Given problem: Lay out as a numbered list every line of the material from the one containing "candle-body xyxy=(534,71,538,116)" down to the one containing "candle-body xyxy=(326,294,330,302)", both included, leaving out blank lines.
────────────────
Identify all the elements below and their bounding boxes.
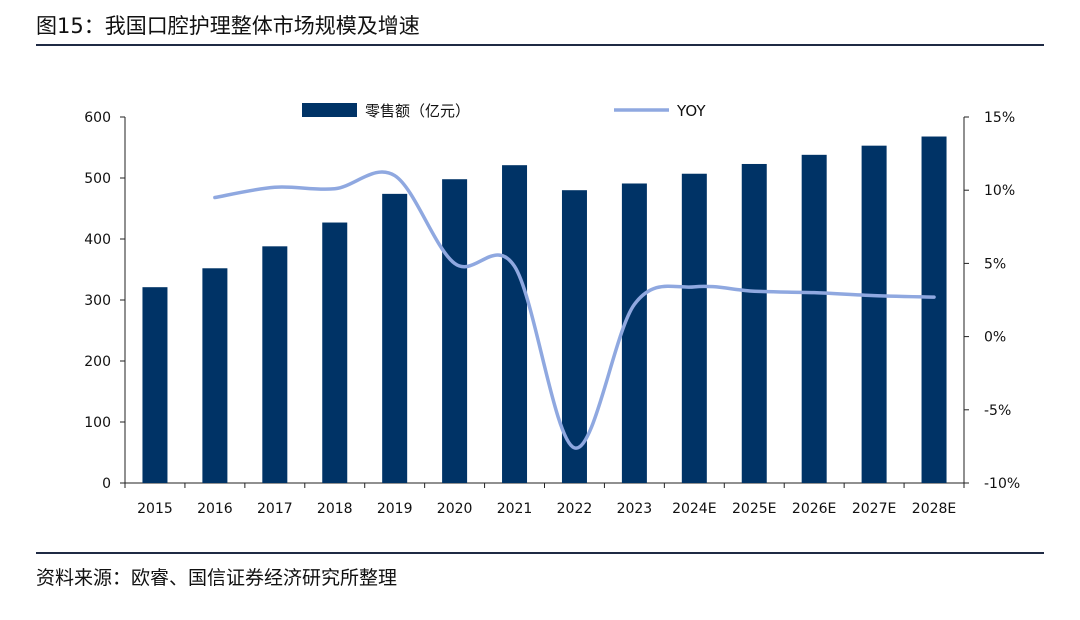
bar	[202, 268, 228, 483]
x-tick-label: 2021	[497, 501, 533, 517]
line-series	[213, 170, 936, 450]
y-right-tick-label: 5%	[984, 256, 1006, 272]
bar	[801, 154, 827, 483]
y-left-tick-label: 0	[102, 476, 111, 492]
bar	[142, 287, 168, 483]
x-tick-label: 2017	[257, 501, 293, 517]
bar	[621, 183, 647, 484]
x-tick-label: 2025E	[732, 501, 776, 517]
x-tick-label: 2028E	[912, 501, 956, 517]
x-tick-label: 2015	[137, 501, 173, 517]
source-note: 资料来源：欧睿、国信证券经济研究所整理	[36, 567, 398, 589]
y-left-tick-label: 500	[84, 171, 111, 187]
x-tick-label: 2023	[617, 501, 653, 517]
x-tick-label: 2027E	[852, 501, 896, 517]
yoy-line	[213, 170, 936, 450]
combo-chart: 2015 2016 2017 2018 2019 2020 2021 2022 2023 2024…	[84, 102, 1020, 517]
chart-axes	[120, 116, 969, 488]
y-right-tick-label: -10%	[984, 476, 1020, 492]
bar	[921, 136, 947, 483]
x-tick-label: 2018	[317, 501, 353, 517]
title-rule	[36, 44, 1044, 46]
y-right-tick-label: 0%	[984, 330, 1006, 346]
y-right-tick-labels: 15% 10% 5% 0% -5% -10%	[984, 110, 1020, 492]
bar	[741, 163, 767, 483]
figure-title: 图15：我国口腔护理整体市场规模及增速	[36, 14, 420, 38]
y-left-tick-label: 400	[84, 232, 111, 248]
source-rule	[36, 552, 1044, 554]
bar	[861, 145, 887, 484]
x-tick-label: 2016	[197, 501, 233, 517]
y-left-tick-label: 300	[84, 293, 111, 309]
bar	[322, 222, 348, 483]
y-right-tick-label: -5%	[984, 403, 1011, 419]
legend-bar-label: 零售额（亿元）	[365, 102, 470, 120]
y-left-tick-label: 100	[84, 415, 111, 431]
y-left-tick-label: 600	[84, 110, 111, 126]
y-right-tick-label: 10%	[984, 183, 1015, 199]
bar	[442, 179, 468, 483]
x-tick-label: 2026E	[792, 501, 836, 517]
bar	[681, 173, 707, 484]
legend-bar-swatch	[302, 103, 357, 117]
y-right-tick-label: 15%	[984, 110, 1015, 126]
bar	[382, 193, 408, 484]
y-left-tick-label: 200	[84, 354, 111, 370]
x-tick-label: 2024E	[672, 501, 716, 517]
legend: 零售额（亿元） YOY	[302, 102, 706, 120]
bar	[502, 165, 528, 483]
x-tick-label: 2022	[557, 501, 593, 517]
legend-line-label: YOY	[676, 102, 706, 120]
x-tick-label: 2020	[437, 501, 473, 517]
y-left-tick-labels: 0 100 200 300 400 500 600	[84, 110, 111, 492]
x-tick-labels: 2015 2016 2017 2018 2019 2020 2021 2022 2023 2024…	[137, 501, 956, 517]
bar	[262, 246, 288, 483]
x-tick-label: 2019	[377, 501, 413, 517]
bar-series	[142, 136, 947, 484]
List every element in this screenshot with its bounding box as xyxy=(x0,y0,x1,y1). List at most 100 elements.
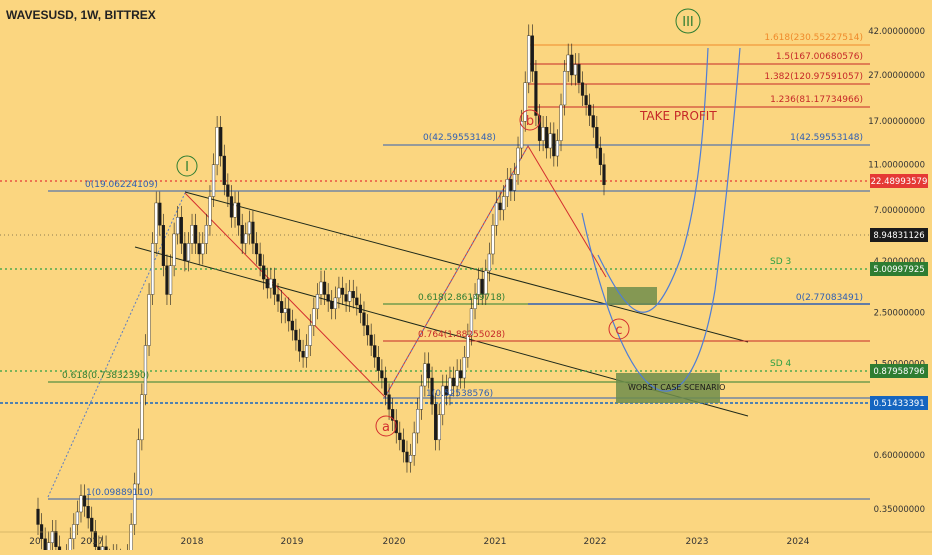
candle-body xyxy=(534,71,538,116)
fib-0618-left-label: 0.618(0.73832390) xyxy=(62,371,149,381)
candle-body xyxy=(197,243,201,255)
candle-body xyxy=(305,345,309,358)
candle-body xyxy=(584,95,588,106)
time-axis: 20 2017 2018 2019 2020 2021 2022 2023 2024 xyxy=(0,531,932,547)
y-tick-label: 2.50000000 xyxy=(874,309,925,319)
candle-body xyxy=(577,64,581,83)
candle-body xyxy=(215,127,219,165)
candle-body xyxy=(358,304,363,313)
candle-body xyxy=(176,217,180,235)
candle-body xyxy=(244,233,248,244)
candle-body xyxy=(68,538,72,555)
price-badge xyxy=(870,228,928,242)
candle-body xyxy=(326,294,330,302)
fib-1382-label: 1.382(120.97591057) xyxy=(764,72,863,82)
candle-body xyxy=(136,439,140,485)
candle-body xyxy=(201,243,205,255)
candle-body xyxy=(269,278,273,289)
sd3-label: SD 3 xyxy=(770,257,791,267)
candle-body xyxy=(555,140,560,157)
wave-label-a: a xyxy=(375,415,397,437)
candle-body xyxy=(82,495,87,507)
fib-1236-label: 1.236(81.17734966) xyxy=(770,95,863,105)
candle-body xyxy=(315,294,320,309)
candle-body xyxy=(408,455,413,463)
wave-label-c-text: c xyxy=(615,323,622,338)
wave-label-b: b xyxy=(519,109,541,131)
candle-body xyxy=(391,409,395,421)
candle-body xyxy=(39,524,44,539)
candle-body xyxy=(520,121,524,149)
candle-body xyxy=(129,524,133,555)
candle-body xyxy=(229,196,234,218)
candle-body xyxy=(208,196,212,226)
x-tick-label: 2023 xyxy=(686,537,709,547)
candle-body xyxy=(154,202,158,244)
candle-body xyxy=(376,357,380,371)
candle-body xyxy=(595,127,599,149)
candle-body xyxy=(237,202,241,226)
candle-body xyxy=(133,483,137,525)
candle-body xyxy=(330,301,334,309)
candle-body xyxy=(365,325,370,336)
candle-body xyxy=(233,202,237,218)
candle-body xyxy=(168,265,173,295)
candle-body xyxy=(588,104,592,116)
candle-body xyxy=(340,287,345,295)
candle-body xyxy=(72,524,76,539)
candle-body xyxy=(258,253,262,266)
candle-body xyxy=(93,531,97,547)
candle-body xyxy=(276,294,280,302)
candle-body xyxy=(47,542,51,555)
candle-body xyxy=(423,363,427,387)
price-badge-label: 5.00997925 xyxy=(873,265,924,275)
price-badge-label: 0.87958796 xyxy=(873,367,924,377)
candle-body xyxy=(570,54,574,76)
candle-body xyxy=(348,291,352,302)
candle-body xyxy=(147,294,151,346)
candle-body xyxy=(369,334,373,346)
candle-body xyxy=(559,104,563,141)
price-badges: 8.94831126 22.48993579 5.00997925 0.8795879… xyxy=(870,174,928,410)
take-profit-label: TAKE PROFIT xyxy=(639,109,717,123)
price-badge xyxy=(870,174,928,188)
candle-body xyxy=(272,278,277,295)
candle-body xyxy=(308,325,312,346)
candle-body xyxy=(537,115,542,141)
candle-body xyxy=(312,308,316,326)
candle-body xyxy=(226,184,230,197)
candle-body xyxy=(416,409,420,434)
candle-body xyxy=(387,394,391,410)
candle-body xyxy=(505,179,509,197)
candle-body xyxy=(254,243,259,255)
x-tick-label: 2024 xyxy=(787,537,810,547)
candle-body xyxy=(566,54,570,72)
price-badge-label: 8.94831126 xyxy=(873,231,924,241)
candle-body xyxy=(251,221,255,244)
x-tick-label: 2021 xyxy=(484,537,507,547)
candle-body xyxy=(362,312,366,326)
y-tick-label: 27.00000000 xyxy=(868,71,925,81)
candle-body xyxy=(194,225,198,244)
fib-0-left-label: 0(19.06224109) xyxy=(85,180,158,190)
y-tick-label: 0.60000000 xyxy=(874,451,925,461)
wave-label-III-text: III xyxy=(682,15,694,30)
candle-body xyxy=(430,377,434,405)
candle-body xyxy=(344,294,348,302)
candle-body xyxy=(279,301,284,313)
candle-body xyxy=(143,345,148,395)
fib-0-right-label: 0(2.77083491) xyxy=(796,293,863,303)
candle-body xyxy=(516,147,520,175)
fib-15-label: 1.5(167.00680576) xyxy=(776,52,863,62)
candle-body xyxy=(530,35,534,72)
candle-body xyxy=(373,345,377,358)
worst-case-zone-box xyxy=(616,373,720,403)
wave-label-I: I xyxy=(176,155,198,177)
candle-body xyxy=(509,179,513,191)
x-tick-label: 2020 xyxy=(383,537,406,547)
fib-1-bottom-label: 1(0.09889110) xyxy=(86,488,153,498)
fib-1618-label: 1.618(230.55227514) xyxy=(764,33,863,43)
candle-body xyxy=(459,370,463,379)
candle-body xyxy=(541,127,545,141)
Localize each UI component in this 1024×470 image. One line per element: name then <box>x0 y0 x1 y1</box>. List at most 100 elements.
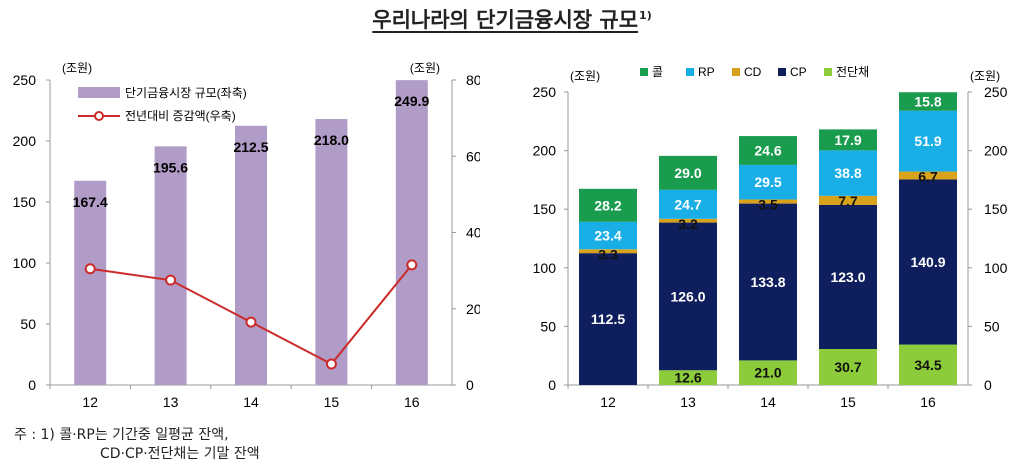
legend-line-marker <box>94 111 104 121</box>
segment-value-label: 15.8 <box>914 93 941 109</box>
stacked-segment <box>819 129 877 151</box>
stacked-segment <box>899 92 957 111</box>
bar <box>74 180 107 385</box>
segment-value-label: 34.5 <box>914 357 941 373</box>
y-tick-left-label: 250 <box>13 72 37 88</box>
segment-value-label: 3.3 <box>598 246 618 262</box>
segment-value-label: 12.6 <box>674 370 701 386</box>
line-point <box>406 259 418 271</box>
stacked-segment <box>739 164 797 200</box>
legend-label: 전단채 <box>836 65 869 79</box>
x-tick-label: 13 <box>680 394 696 410</box>
y-tick-left-label: 50 <box>540 318 556 334</box>
x-tick-label: 13 <box>163 394 179 410</box>
y-tick-right-label: 100 <box>984 260 1008 276</box>
segment-value-label: 51.9 <box>914 133 941 149</box>
line-point <box>165 274 177 286</box>
x-tick-label: 14 <box>243 394 259 410</box>
segment-value-label: 140.9 <box>910 254 945 270</box>
y-tick-left-label: 100 <box>533 260 557 276</box>
segment-value-label: 126.0 <box>670 288 705 304</box>
y-tick-left-label: 0 <box>548 377 556 393</box>
stacked-segment <box>659 222 717 371</box>
legend-bar-swatch <box>78 87 120 98</box>
y-unit-left: (조원) <box>570 69 600 83</box>
legend-label: 콜 <box>652 65 663 79</box>
segment-value-label: 133.8 <box>750 274 785 290</box>
segment-value-label: 112.5 <box>591 311 625 327</box>
stacked-segment <box>899 179 957 345</box>
y-tick-right-label: 20 <box>466 301 480 317</box>
y-unit-left: (조원) <box>62 61 92 75</box>
y-tick-right-label: 60 <box>466 148 480 164</box>
bar <box>315 119 348 385</box>
stacked-segment <box>579 188 637 222</box>
legend-bar-label: 단기금융시장 규모(좌축) <box>125 86 247 100</box>
stacked-segment <box>819 204 877 350</box>
segment-value-label: 3.5 <box>758 196 778 212</box>
y-tick-left-label: 0 <box>28 377 36 393</box>
legend-label: CD <box>744 65 762 79</box>
stacked-segment <box>739 199 797 204</box>
left-chart: 0 50 100 150 200 250 0 20 40 60 80 (조원) (조원) 167.4 195… <box>13 61 480 410</box>
line-point <box>245 316 257 328</box>
segment-value-label: 6.7 <box>918 169 938 185</box>
y-tick-right-label: 150 <box>984 201 1008 217</box>
y-tick-right-label: 50 <box>984 318 1000 334</box>
legend-line-label: 전년대비 증감액(우축) <box>125 109 236 123</box>
y-unit-right: (조원) <box>970 69 1000 83</box>
stacked-segment <box>739 203 797 361</box>
y-tick-left-label: 250 <box>533 84 557 100</box>
segment-value-label: 3.2 <box>678 216 698 232</box>
y-unit-right: (조원) <box>410 61 440 75</box>
legend-swatch <box>732 68 740 76</box>
stacked-segment <box>659 218 717 223</box>
stacked-segment <box>739 136 797 165</box>
stacked-segment <box>899 110 957 172</box>
x-tick-label: 15 <box>840 394 856 410</box>
stacked-segment <box>579 221 637 250</box>
segment-value-label: 30.7 <box>834 359 861 375</box>
y-tick-right-label: 250 <box>984 84 1008 100</box>
bar-value-label: 195.6 <box>153 159 188 175</box>
legend-label: RP <box>698 65 715 79</box>
stacked-segment <box>659 155 717 190</box>
stacked-segment <box>739 360 797 385</box>
x-tick-label: 16 <box>404 394 420 410</box>
segment-value-label: 7.7 <box>838 193 858 209</box>
bar-value-label: 218.0 <box>314 132 349 148</box>
segment-value-label: 38.8 <box>834 165 861 181</box>
stacked-segment <box>899 171 957 180</box>
segment-value-label: 24.6 <box>754 142 781 158</box>
x-tick-label: 12 <box>600 394 616 410</box>
footnote-line-1: 주 : 1) 콜·RP는 기간중 일평균 잔액, <box>14 427 229 443</box>
segment-value-label: 24.7 <box>674 196 701 212</box>
segment-value-label: 23.4 <box>594 228 621 244</box>
x-tick-label: 12 <box>82 394 98 410</box>
bar <box>235 125 267 385</box>
stacked-segment <box>579 249 637 254</box>
segment-value-label: 17.9 <box>834 132 861 148</box>
segment-value-label: 29.0 <box>674 165 701 181</box>
segment-value-label: 28.2 <box>594 197 621 213</box>
title-footnote-marker: 1) <box>639 9 652 22</box>
x-tick-label: 16 <box>920 394 936 410</box>
stacked-segment <box>819 150 877 196</box>
y-tick-right-label: 80 <box>466 72 480 88</box>
bar-value-label: 167.4 <box>73 194 108 210</box>
y-tick-right-label: 200 <box>984 143 1008 159</box>
line-point <box>325 358 337 370</box>
x-tick-label: 14 <box>760 394 776 410</box>
bar <box>154 146 187 385</box>
stacked-segment <box>819 349 877 385</box>
stacked-segment <box>659 189 717 219</box>
bar-value-label: 249.9 <box>394 93 429 109</box>
segment-value-label: 123.0 <box>830 269 865 285</box>
bar <box>395 80 428 385</box>
footnote: 주 : 1) 콜·RP는 기간중 일평균 잔액, CD·CP·전단채는 기말 잔액 <box>14 426 260 464</box>
legend-swatch <box>640 68 648 76</box>
legend-swatch <box>824 68 832 76</box>
chart-title: 우리나라의 단기금융시장 규모1) <box>0 4 1024 34</box>
y-tick-right-label: 0 <box>466 377 474 393</box>
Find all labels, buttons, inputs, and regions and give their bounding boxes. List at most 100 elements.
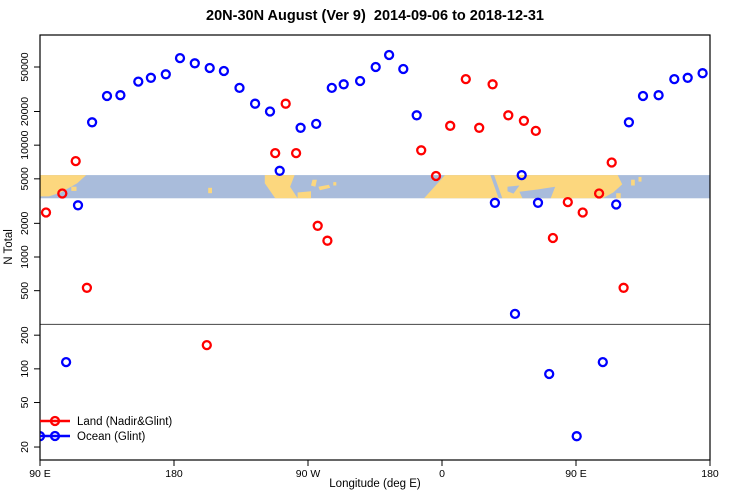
map-band-land xyxy=(424,175,623,199)
data-point xyxy=(218,65,230,77)
map-band-ocean-notch xyxy=(507,185,520,194)
map-band-land xyxy=(40,175,87,197)
data-point xyxy=(606,157,617,168)
y-tick-label: 20 xyxy=(19,441,31,453)
data-point xyxy=(115,90,126,101)
data-point xyxy=(593,188,605,199)
data-point xyxy=(460,73,471,85)
y-tick-label: 100 xyxy=(19,360,31,378)
data-point xyxy=(618,282,629,293)
data-point xyxy=(530,125,541,137)
data-point xyxy=(577,207,588,218)
y-axis-title: N Total xyxy=(3,229,15,265)
data-point xyxy=(86,117,98,128)
data-point xyxy=(322,235,333,246)
data-point xyxy=(354,75,366,87)
x-tick-label: 180 xyxy=(165,468,183,480)
y-tick-label: 2000 xyxy=(19,211,31,235)
map-band-land xyxy=(297,191,311,199)
data-point xyxy=(234,82,245,94)
data-point xyxy=(509,308,521,320)
map-band-land xyxy=(333,182,337,186)
map-band-land xyxy=(311,179,317,187)
data-point xyxy=(653,90,664,101)
data-point xyxy=(145,72,157,83)
x-tick-label: 90 E xyxy=(29,468,51,480)
data-point xyxy=(40,207,52,218)
data-point xyxy=(264,106,276,117)
data-point xyxy=(81,282,93,293)
data-point xyxy=(416,145,427,156)
map-band-land xyxy=(71,186,77,191)
data-point xyxy=(669,73,680,85)
x-tick-label: 180 xyxy=(701,468,719,480)
map-band-land xyxy=(318,184,331,191)
map-band-land xyxy=(208,187,212,194)
y-tick-label: 50 xyxy=(19,397,31,409)
y-tick-label: 500 xyxy=(19,282,31,300)
y-tick-label: 1000 xyxy=(19,245,31,269)
x-tick-label: 90 W xyxy=(296,468,321,480)
data-point xyxy=(70,155,81,167)
data-point xyxy=(326,82,337,94)
data-point xyxy=(370,61,381,73)
data-point xyxy=(338,79,349,90)
data-point xyxy=(445,120,456,131)
x-axis-title: Longitude (deg E) xyxy=(329,478,421,490)
data-point xyxy=(189,58,200,69)
data-point xyxy=(411,110,422,121)
y-tick-label: 50000 xyxy=(19,52,31,81)
data-point xyxy=(60,356,72,368)
data-point xyxy=(274,165,285,176)
data-point xyxy=(532,197,544,208)
data-point xyxy=(383,49,395,61)
legend-label: Ocean (Glint) xyxy=(77,431,146,443)
data-point xyxy=(487,79,498,90)
data-point xyxy=(101,90,113,102)
data-point xyxy=(623,117,635,128)
data-point xyxy=(518,115,530,126)
data-point xyxy=(290,147,302,159)
data-point xyxy=(544,368,555,380)
y-tick-label: 200 xyxy=(19,326,31,344)
map-band-ocean-notch xyxy=(519,186,556,199)
data-point xyxy=(489,197,501,208)
data-point xyxy=(474,122,485,133)
data-point xyxy=(280,98,291,109)
data-point xyxy=(312,220,323,231)
data-point xyxy=(637,90,649,102)
map-band-land xyxy=(264,175,298,199)
data-point xyxy=(72,200,84,211)
data-point xyxy=(249,98,261,109)
y-tick-label: 10000 xyxy=(19,130,31,159)
data-point xyxy=(547,232,559,244)
legend-marker xyxy=(49,415,61,427)
data-point xyxy=(611,199,622,210)
data-point xyxy=(597,356,608,368)
legend-label: Land (Nadir&Glint) xyxy=(77,416,172,428)
y-tick-label: 5000 xyxy=(19,167,31,191)
map-band-land xyxy=(631,179,635,186)
data-point xyxy=(430,170,442,182)
series-ocean xyxy=(40,49,708,442)
data-point xyxy=(160,69,171,80)
x-tick-label: 90 E xyxy=(565,468,587,480)
data-point xyxy=(516,169,527,181)
data-point xyxy=(697,68,708,79)
data-point xyxy=(503,110,514,121)
data-point xyxy=(57,188,68,199)
data-point xyxy=(295,122,306,133)
map-band-land xyxy=(638,176,642,182)
map-band-ocean-notch xyxy=(490,175,503,199)
map-band-land xyxy=(616,193,621,199)
plot-frame xyxy=(39,34,711,461)
data-point xyxy=(270,147,281,159)
data-point xyxy=(174,52,186,64)
x-tick-label: 0 xyxy=(439,468,445,480)
y-tick-label: 20000 xyxy=(19,97,31,126)
data-point xyxy=(201,339,212,351)
series-land xyxy=(40,73,629,351)
data-point xyxy=(311,118,322,130)
data-point xyxy=(133,76,144,87)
────────────────
Output of the exercise:
1. candle-body xyxy=(534,71,538,116)
2. fib-0618-left-label: 0.618(0.73832390) xyxy=(62,371,149,381)
3. candle-body xyxy=(197,243,201,255)
4. candle-body xyxy=(305,345,309,358)
5. candle-body xyxy=(584,95,588,106)
6. time-axis: 20 2017 2018 2019 2020 2021 2022 2023 2024 xyxy=(0,531,932,547)
7. y-tick-label: 2.50000000 xyxy=(874,309,925,319)
8. candle-body xyxy=(577,64,581,83)
9. candle-body xyxy=(215,127,219,165)
10. candle-body xyxy=(358,304,363,313)
11. candle-body xyxy=(176,217,180,235)
12. candle-body xyxy=(244,233,248,244)
13. candle-body xyxy=(68,538,72,555)
14. price-badge xyxy=(870,228,928,242)
15. candle-body xyxy=(326,294,330,302)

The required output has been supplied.